Required action =>
All entries below are to be reproduced precisely as they stand, without the pictures.
──────── The data ────────
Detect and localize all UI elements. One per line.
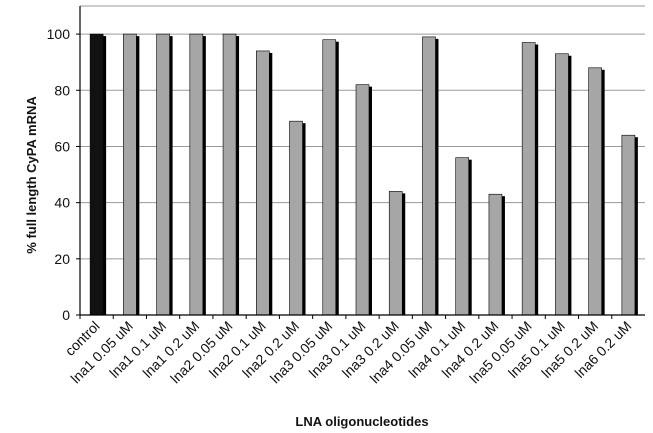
bar-shadow: [568, 55, 572, 315]
bar: [289, 120, 303, 316]
bar-shadow: [435, 38, 439, 316]
bar: [588, 67, 602, 316]
y-tick-label: 80: [54, 82, 70, 98]
y-tick-labels: 0 20 40 60 80 100: [47, 26, 71, 323]
bar-shadow: [103, 36, 107, 315]
bar-shadow: [169, 36, 173, 315]
bar-shadow: [634, 137, 638, 315]
bar: [455, 157, 470, 316]
y-tick-label: 100: [47, 26, 71, 42]
bar: [521, 42, 536, 316]
bar-shadow: [535, 44, 539, 315]
y-tick-label: 60: [54, 138, 70, 154]
axes: [76, 6, 645, 319]
bar-shadow: [269, 52, 273, 315]
bar-shadow: [202, 36, 206, 315]
bar: [555, 53, 569, 316]
bar-shadow: [601, 69, 605, 315]
bar: [222, 33, 237, 316]
bar-shadow: [468, 159, 472, 315]
bar: [89, 33, 104, 316]
y-tick-label: 0: [62, 307, 70, 323]
bar: [189, 33, 204, 316]
x-axis-title: LNA oligonucleotides: [295, 414, 428, 429]
bar-shadow: [501, 196, 505, 315]
bar: [422, 36, 436, 316]
bar-shadow: [136, 36, 140, 315]
bar: [388, 191, 403, 316]
bar: [255, 50, 270, 316]
y-tick-label: 20: [54, 251, 70, 267]
bar: [156, 33, 170, 316]
bar: [322, 39, 337, 316]
bar: [355, 84, 370, 316]
bar-shadow: [369, 86, 372, 316]
bar-shadow: [402, 193, 406, 315]
bar: [488, 193, 503, 316]
bar-shadow: [302, 123, 306, 315]
bar-shadow: [335, 41, 339, 315]
bar: [621, 134, 636, 316]
bars: [89, 33, 638, 316]
bar-shadow: [236, 36, 240, 315]
y-axis-title: % full length CyPA mRNA: [24, 96, 39, 254]
y-tick-label: 40: [54, 195, 70, 211]
bar: [123, 33, 137, 316]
────────
Written response =>
Detect and localize all UI elements. One per line.
bar-shadow: [568, 55, 572, 315]
bar: [289, 120, 303, 316]
bar-shadow: [435, 38, 439, 316]
bar: [588, 67, 602, 316]
y-tick-label: 80: [54, 82, 70, 98]
y-tick-labels: 0 20 40 60 80 100: [47, 26, 71, 323]
bar-shadow: [103, 36, 107, 315]
bar-shadow: [169, 36, 173, 315]
bar-shadow: [634, 137, 638, 315]
bar: [455, 157, 470, 316]
y-tick-label: 100: [47, 26, 71, 42]
bar: [521, 42, 536, 316]
bar-shadow: [535, 44, 539, 315]
y-tick-label: 60: [54, 138, 70, 154]
axes: [76, 6, 645, 319]
bar-shadow: [269, 52, 273, 315]
bar-shadow: [202, 36, 206, 315]
bar: [555, 53, 569, 316]
bar-shadow: [601, 69, 605, 315]
bar: [222, 33, 237, 316]
bar-shadow: [468, 159, 472, 315]
bar: [89, 33, 104, 316]
y-tick-label: 0: [62, 307, 70, 323]
bar: [189, 33, 204, 316]
x-axis-title: LNA oligonucleotides: [295, 414, 428, 429]
bar-shadow: [501, 196, 505, 315]
bar: [422, 36, 436, 316]
bar-shadow: [136, 36, 140, 315]
bar: [388, 191, 403, 316]
bar: [255, 50, 270, 316]
y-tick-label: 20: [54, 251, 70, 267]
bar: [156, 33, 170, 316]
bar: [322, 39, 337, 316]
bar: [355, 84, 370, 316]
bar-shadow: [369, 86, 372, 316]
bar-shadow: [402, 193, 406, 315]
bar: [488, 193, 503, 316]
bar-shadow: [302, 123, 306, 315]
bar-shadow: [335, 41, 339, 315]
bar: [621, 134, 636, 316]
bars: [89, 33, 638, 316]
bar-shadow: [236, 36, 240, 315]
y-axis-title: % full length CyPA mRNA: [24, 96, 39, 254]
y-tick-label: 40: [54, 195, 70, 211]
bar: [123, 33, 137, 316]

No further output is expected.